● STORED ROWS:

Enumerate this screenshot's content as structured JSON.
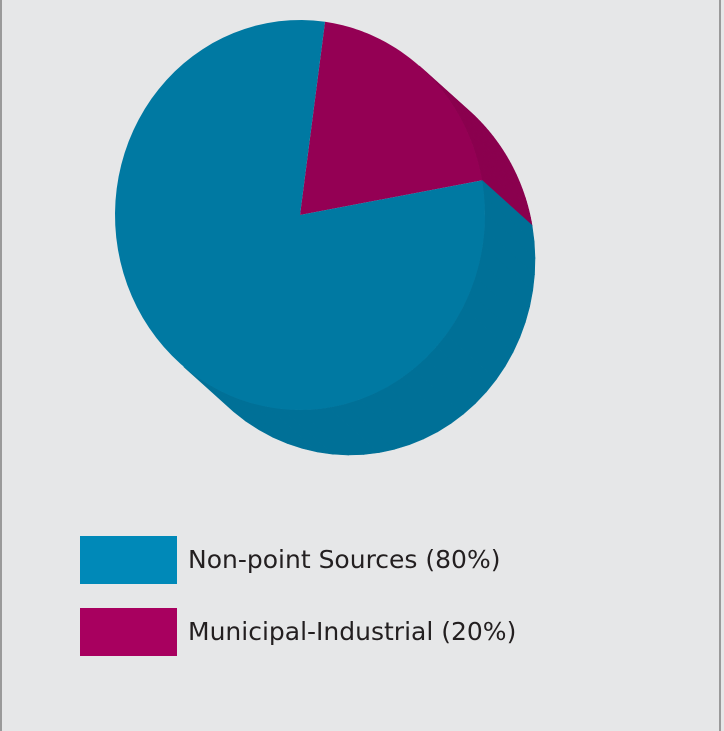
{
  "chart_data": {
    "type": "pie",
    "categories": [
      "Non-point Sources (80%)",
      "Municipal-Industrial (20%)"
    ],
    "values": [
      80,
      20
    ],
    "colors": [
      "#0089b8",
      "#a8005f"
    ]
  }
}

● INSTRUCTIONS TO FOLLOW: Print all entries exactly. The images do not belong in the copy.

● EXERCISE RESULT:
Enumerate this screenshot's content as structured JSON.
{
  "chart_data": {
    "type": "pie",
    "categories": [
      "Non-point Sources (80%)",
      "Municipal-Industrial (20%)"
    ],
    "values": [
      80,
      20
    ],
    "colors": [
      "#0089b8",
      "#a8005f"
    ]
  }
}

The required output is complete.